**Information shown:**
........
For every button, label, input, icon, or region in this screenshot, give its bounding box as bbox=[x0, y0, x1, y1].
........
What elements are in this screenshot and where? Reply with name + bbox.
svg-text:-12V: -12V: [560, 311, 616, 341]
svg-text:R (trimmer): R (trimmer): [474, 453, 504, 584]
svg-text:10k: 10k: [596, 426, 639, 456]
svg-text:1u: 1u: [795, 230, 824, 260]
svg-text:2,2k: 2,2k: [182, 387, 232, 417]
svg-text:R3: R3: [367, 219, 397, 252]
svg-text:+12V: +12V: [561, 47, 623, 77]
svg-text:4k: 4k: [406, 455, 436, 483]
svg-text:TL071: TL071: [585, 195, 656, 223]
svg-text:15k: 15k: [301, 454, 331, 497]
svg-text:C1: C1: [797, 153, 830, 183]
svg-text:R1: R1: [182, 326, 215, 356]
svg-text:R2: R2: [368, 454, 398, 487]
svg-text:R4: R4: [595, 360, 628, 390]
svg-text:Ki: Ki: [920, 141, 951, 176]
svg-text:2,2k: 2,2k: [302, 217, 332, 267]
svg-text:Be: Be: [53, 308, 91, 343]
........
**What is expected:** Rewrite the entries starting with the line that contains "What elements are" and going on through the line that contains "svg-text:Be: Be: [53, 308, 91, 343]", swapping "screenshot" for "image" and keeping everything else identical.

**Final answer:**
What elements are in this image and where? Reply with name + bbox.
svg-text:-12V: -12V: [560, 311, 616, 341]
svg-text:R (trimmer): R (trimmer): [474, 453, 504, 584]
svg-text:10k: 10k: [596, 426, 639, 456]
svg-text:1u: 1u: [795, 230, 824, 260]
svg-text:2,2k: 2,2k: [182, 387, 232, 417]
svg-text:R3: R3: [367, 219, 397, 252]
svg-text:+12V: +12V: [561, 47, 623, 77]
svg-text:4k: 4k: [406, 455, 436, 483]
svg-text:TL071: TL071: [585, 195, 656, 223]
svg-text:15k: 15k: [301, 454, 331, 497]
svg-text:C1: C1: [797, 153, 830, 183]
svg-text:R1: R1: [182, 326, 215, 356]
svg-text:R2: R2: [368, 454, 398, 487]
svg-text:R4: R4: [595, 360, 628, 390]
svg-text:Ki: Ki: [920, 141, 951, 176]
svg-text:2,2k: 2,2k: [302, 217, 332, 267]
svg-text:Be: Be: [53, 308, 91, 343]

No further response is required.